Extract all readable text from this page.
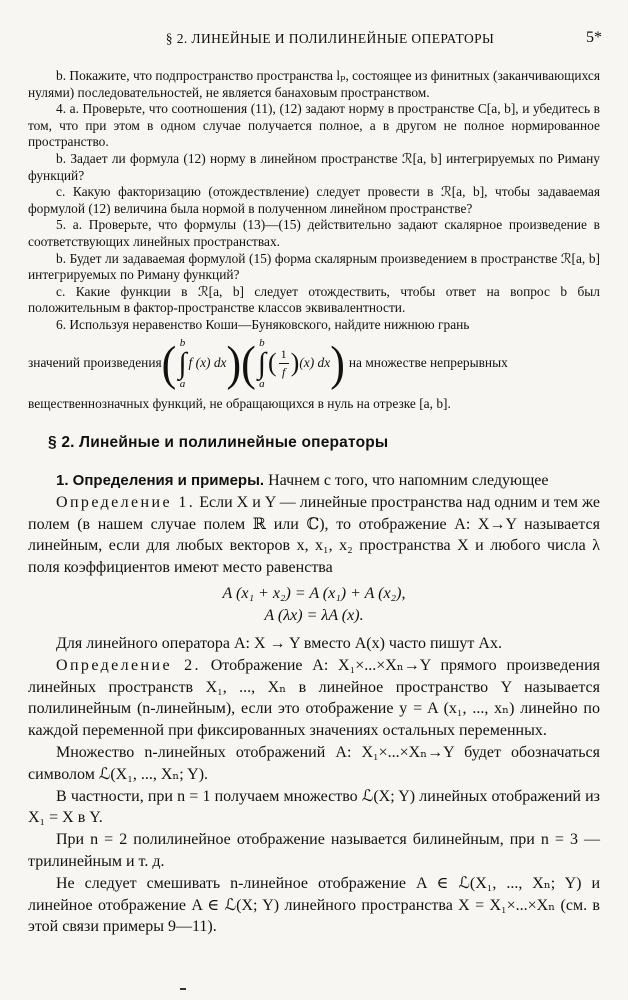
§ 2. ЛИНЕЙНЫЕ И ПОЛИЛИНЕЙНЫЕ ОПЕРАТОРЫ	5*

b. Покажите, что подпространство пространства lₚ, состоящее из финитных (заканчивающихся нулями) последовательностей, не является банаховым пространством.

4. а. Проверьте, что соотношения (11), (12) задают норму в пространстве C[a, b], и убедитесь в том, что при этом в одном случае получается полное, а в другом не полное нормированное пространство.

b. Задает ли формула (12) норму в линейном пространстве ℛ[a, b] интегрируемых по Риману функций?

c. Какую факторизацию (отождествление) следует провести в ℛ[a, b], чтобы задаваемая формулой (12) величина была нормой в полученном линейном пространстве?

5. а. Проверьте, что формулы (13)—(15) действительно задают скалярное произведение в соответствующих линейных пространствах.

b. Будет ли задаваемая формулой (15) форма скалярным произведением в пространстве ℛ[a, b] интегрируемых по Риману функций?

c. Какие функции в ℛ[a, b] следует отождествить, чтобы ответ на вопрос b был положительным в фактор-пространстве классов эквивалентности.

6. Используя неравенство Коши—Буняковского, найдите нижнюю грань

значений произведения ( b
∫
a
f (x) dx ) ( b
∫
a
( $\frac{1}{f}$ ) (x) dx ) на множестве непрерывных

вещественнозначных функций, не обращающихся в нуль на отрезке [a, b].

§ 2. Линейные и полилинейные операторы

1. Определения и примеры. Начнем с того, что напомним следующее

Определение 1. Если X и Y — линейные пространства над одним и тем же полем (в нашем случае полем ℝ или ℂ), то отображение A: X→Y называется линейным, если для любых векторов x, x₁, x₂ пространства X и любого числа λ поля коэффициентов имеют место равенства

A (x₁ + x₂) = A (x₁) + A (x₂),
A (λx) = λA (x).

Для линейного оператора A: X → Y вместо A(x) часто пишут Ax.

Определение 2. Отображение A: X₁×...×Xₙ→Y прямого произведения линейных пространств X₁, ..., Xₙ в линейное пространство Y называется полилинейным (n-линейным), если это отображение y = A (x₁, ..., xₙ) линейно по каждой переменной при фиксированных значениях остальных переменных.

Множество n-линейных отображений A: X₁×...×Xₙ→Y будет обозначаться символом ℒ(X₁, ..., Xₙ; Y).

В частности, при n = 1 получаем множество ℒ(X; Y) линейных отображений из X₁ = X в Y.

При n = 2 полилинейное отображение называется билинейным, при n = 3 — трилинейным и т. д.

Не следует смешивать n-линейное отображение A ∈ ℒ(X₁, ..., Xₙ; Y) и линейное отображение A ∈ ℒ(X; Y) линейного пространства X = X₁×...×Xₙ (см. в этой связи примеры 9—11).
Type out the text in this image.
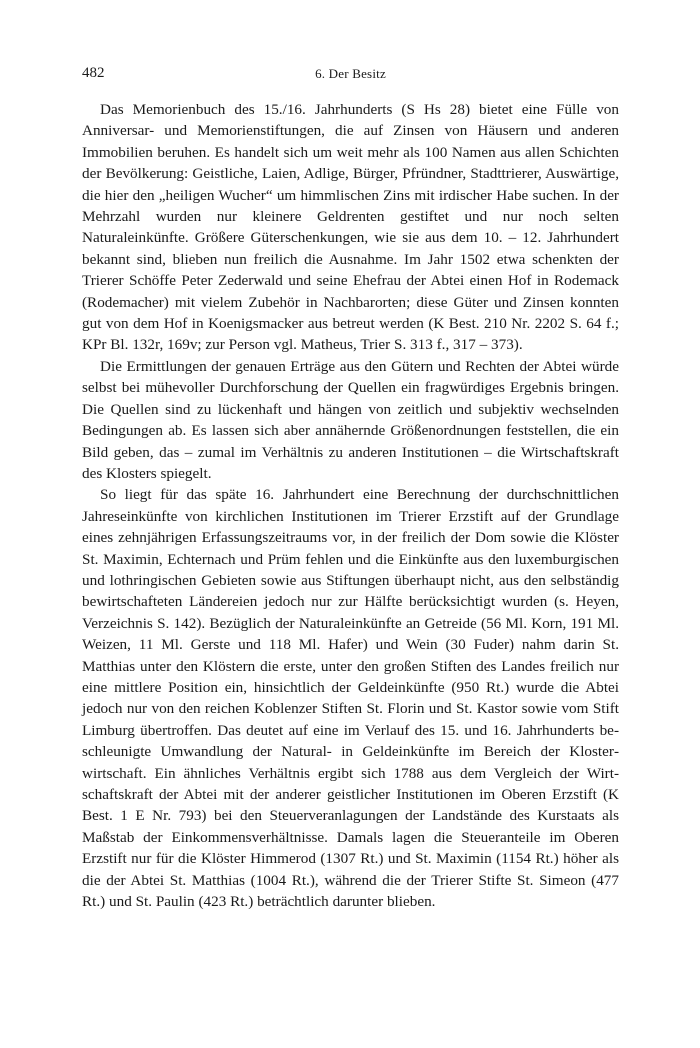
482	6. Der Besitz

Das Memorienbuch des 15./16. Jahrhunderts (S Hs 28) bietet eine Fülle von Anniversar- und Memorienstiftungen, die auf Zinsen von Häusern und anderen Immobilien beruhen. Es handelt sich um weit mehr als 100 Namen aus allen Schichten der Bevölkerung: Geistliche, Laien, Adlige, Bürger, Pfründner, Stadttrierer, Auswärtige, die hier den „heiligen Wucher“ um himmlischen Zins mit irdischer Habe suchen. In der Mehrzahl wurden nur kleinere Geldrenten gestiftet und nur noch selten Naturaleinkünfte. Größere Güterschenkungen, wie sie aus dem 10. – 12. Jahrhundert bekannt sind, blieben nun freilich die Ausnahme. Im Jahr 1502 etwa schenkten der Trierer Schöffe Peter Zederwald und seine Ehefrau der Abtei einen Hof in Rodemack (Rodemacher) mit vielem Zubehör in Nachbarorten; diese Güter und Zinsen konnten gut von dem Hof in Koenigsmacker aus betreut werden (K Best. 210 Nr. 2202 S. 64 f.; KPr Bl. 132r, 169v; zur Person vgl. Matheus, Trier S. 313 f., 317 – 373).

Die Ermittlungen der genauen Erträge aus den Gütern und Rechten der Abtei würde selbst bei mühevoller Durchforschung der Quellen ein fragwürdiges Ergebnis bringen. Die Quellen sind zu lückenhaft und hängen von zeitlich und subjektiv wechselnden Bedingungen ab. Es lassen sich aber annähernde Größenordnungen feststellen, die ein Bild geben, das – zumal im Verhältnis zu anderen Institutionen – die Wirtschaftskraft des Klosters spiegelt.

So liegt für das späte 16. Jahrhundert eine Berechnung der durchschnittlichen Jahreseinkünfte von kirchlichen Institutionen im Trierer Erzstift auf der Grundlage eines zehnjährigen Erfassungszeitraums vor, in der freilich der Dom sowie die Klöster St. Maximin, Echternach und Prüm fehlen und die Einkünfte aus den luxemburgischen und lothringischen Gebieten sowie aus Stiftungen überhaupt nicht, aus den selbständig bewirtschafteten Ländereien jedoch nur zur Hälfte berücksichtigt wurden (s. Heyen, Verzeichnis S. 142). Bezüglich der Naturaleinkünfte an Getreide (56 Ml. Korn, 191 Ml. Weizen, 11 Ml. Gerste und 118 Ml. Hafer) und Wein (30 Fuder) nahm darin St. Matthias unter den Klöstern die erste, unter den großen Stiften des Landes freilich nur eine mittlere Position ein, hinsichtlich der Geldeinkünfte (950 Rt.) wurde die Abtei jedoch nur von den reichen Koblenzer Stiften St. Florin und St. Kastor sowie vom Stift Limburg übertroffen. Das deutet auf eine im Verlauf des 15. und 16. Jahrhunderts beschleunigte Umwandlung der Natural- in Geldeinkünfte im Bereich der Klosterwirtschaft. Ein ähnliches Verhältnis ergibt sich 1788 aus dem Vergleich der Wirtschaftskraft der Abtei mit der anderer geistlicher Institutionen im Oberen Erzstift (K Best. 1 E Nr. 793) bei den Steuerveranlagungen der Landstände des Kurstaats als Maßstab der Einkommensverhältnisse. Damals lagen die Steueranteile im Oberen Erzstift nur für die Klöster Himmerod (1307 Rt.) und St. Maximin (1154 Rt.) höher als die der Abtei St. Matthias (1004 Rt.), während die der Trierer Stifte St. Simeon (477 Rt.) und St. Paulin (423 Rt.) beträchtlich darunter blieben.
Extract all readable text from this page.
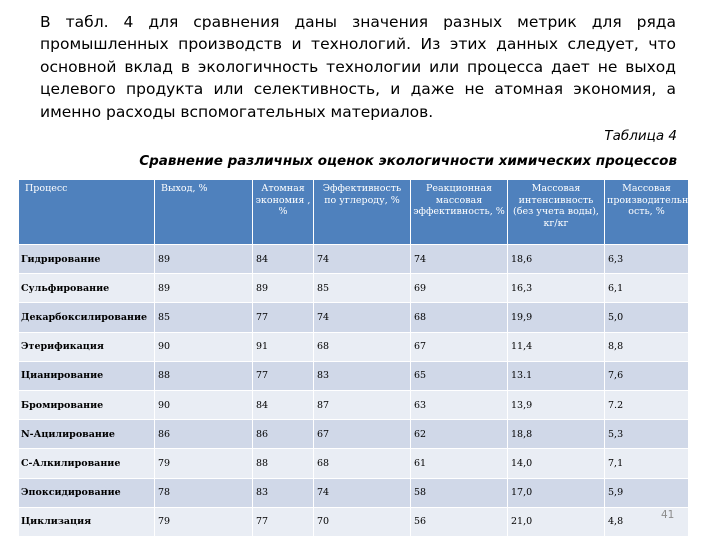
В табл. 4 для сравнения даны значения разных метрик для ряда промышленных производств и технологий. Из этих данных следует, что основной вклад в экологичность технологии или процесса дает не выход целевого продукта или селективность, и даже не атомная экономия, а именно расходы вспомогательных материалов.

Таблица 4

Сравнение различных оценок экологичности химических процессов

Процесс	Выход, %	Атомная экономия , %	Эффективность по углероду, %	Реакционная массовая эффективность, %	Массовая интенсивность (без учета воды), кг/кг	Массовая производительн ость, %
Гидрирование	89	84	74	74	18,6	6,3
Сульфирование	89	89	85	69	16,3	6,1
Декарбоксилирование	85	77	74	68	19,9	5,0
Этерификация	90	91	68	67	11,4	8,8
Цианирование	88	77	83	65	13.1	7,6
Бромирование	90	84	87	63	13,9	7.2
N-Ацилирование	86	86	67	62	18,8	5,3
С-Алкилирование	79	88	68	61	14,0	7,1
Эпоксидирование	78	83	74	58	17,0	5,9
Циклизация	79	77	70	56	21,0	4,8

41
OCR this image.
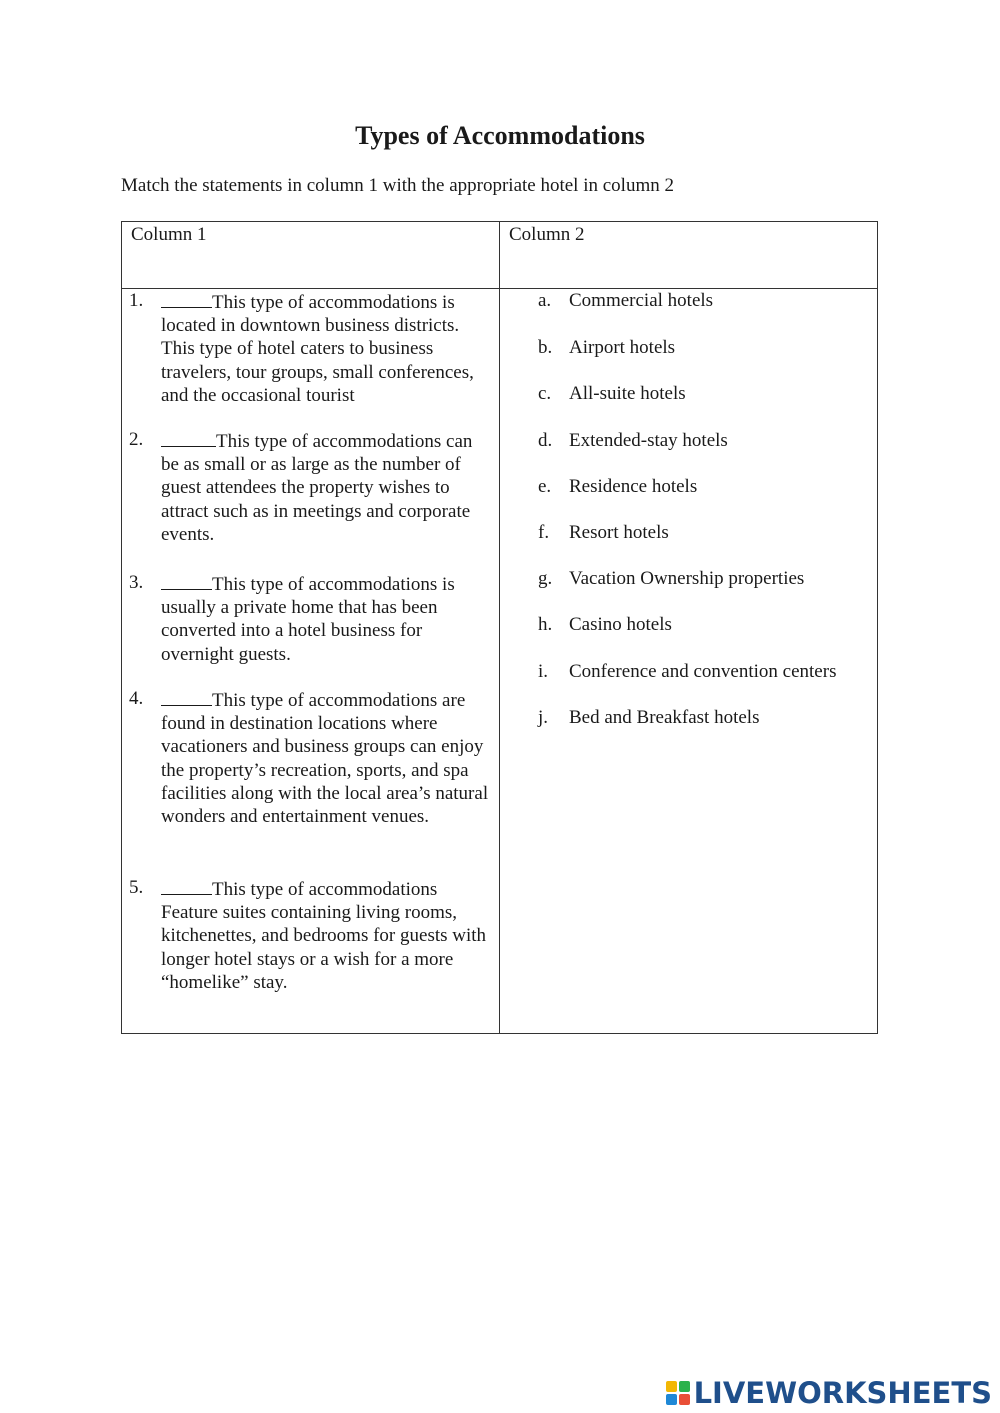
Types of Accommodations
Match the statements in column 1 with the appropriate hotel in column 2
Column 1	Column 2
1.	This type of accommodations is located in downtown business districts. This type of hotel caters to business travelers, tour groups, small conferences, and the occasional tourist
2.	This type of accommodations can be as small or as large as the number of guest attendees the property wishes to attract such as in meetings and corporate events.
3.	This type of accommodations is usually a private home that has been converted into a hotel business for overnight guests.
4.	This type of accommodations are found in destination locations where vacationers and business groups can enjoy the property’s recreation, sports, and spa facilities along with the local area’s natural wonders and entertainment venues.
5.	This type of accommodations Feature suites containing living rooms, kitchenettes, and bedrooms for guests with longer hotel stays or a wish for a more “homelike” stay.
a. Commercial hotels
b. Airport hotels
c. All-suite hotels
d. Extended-stay hotels
e. Residence hotels
f. Resort hotels
g. Vacation Ownership properties
h. Casino hotels
i. Conference and convention centers
j. Bed and Breakfast hotels
LIVEWORKSHEETS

##############################

Task description -> Among the lines above, how many contain the string "линейном"? State the number alone.

Exercise output -> 2